Count how many lines hold the string "SpeedTouch". Answer with that number and nothing more.

+++ Provided entries +++

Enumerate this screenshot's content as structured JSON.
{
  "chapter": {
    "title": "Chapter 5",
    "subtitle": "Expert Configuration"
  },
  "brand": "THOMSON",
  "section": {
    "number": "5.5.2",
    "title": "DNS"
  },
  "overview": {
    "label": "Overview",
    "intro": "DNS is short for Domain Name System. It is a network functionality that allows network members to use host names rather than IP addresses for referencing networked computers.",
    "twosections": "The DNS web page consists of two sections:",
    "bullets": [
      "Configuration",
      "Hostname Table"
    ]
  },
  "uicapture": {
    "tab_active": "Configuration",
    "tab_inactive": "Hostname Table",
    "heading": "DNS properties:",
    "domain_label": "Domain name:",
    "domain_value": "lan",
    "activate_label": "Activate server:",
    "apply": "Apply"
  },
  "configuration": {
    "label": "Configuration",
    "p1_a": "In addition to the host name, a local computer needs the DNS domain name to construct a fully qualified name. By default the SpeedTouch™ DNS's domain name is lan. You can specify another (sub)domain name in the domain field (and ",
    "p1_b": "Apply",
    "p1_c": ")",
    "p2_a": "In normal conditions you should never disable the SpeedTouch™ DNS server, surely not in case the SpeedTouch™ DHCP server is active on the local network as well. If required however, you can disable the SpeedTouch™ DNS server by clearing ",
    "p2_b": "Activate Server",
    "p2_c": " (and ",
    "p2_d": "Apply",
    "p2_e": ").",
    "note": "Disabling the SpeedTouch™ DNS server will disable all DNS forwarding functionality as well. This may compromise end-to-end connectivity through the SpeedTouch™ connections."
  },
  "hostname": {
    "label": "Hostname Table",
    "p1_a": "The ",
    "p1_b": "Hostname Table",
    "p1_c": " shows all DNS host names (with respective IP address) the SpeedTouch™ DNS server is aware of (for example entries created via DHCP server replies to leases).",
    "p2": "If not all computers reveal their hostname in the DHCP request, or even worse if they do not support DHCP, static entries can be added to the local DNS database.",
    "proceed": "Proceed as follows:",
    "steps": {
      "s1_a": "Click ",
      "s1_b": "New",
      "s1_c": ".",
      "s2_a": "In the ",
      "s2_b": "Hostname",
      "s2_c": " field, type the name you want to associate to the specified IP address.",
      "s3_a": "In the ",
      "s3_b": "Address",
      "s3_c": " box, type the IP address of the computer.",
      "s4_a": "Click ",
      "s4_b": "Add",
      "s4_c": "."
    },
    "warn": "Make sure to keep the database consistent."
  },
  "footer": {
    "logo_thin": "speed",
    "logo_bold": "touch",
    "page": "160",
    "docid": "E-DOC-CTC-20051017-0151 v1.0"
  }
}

+++

Final answer
4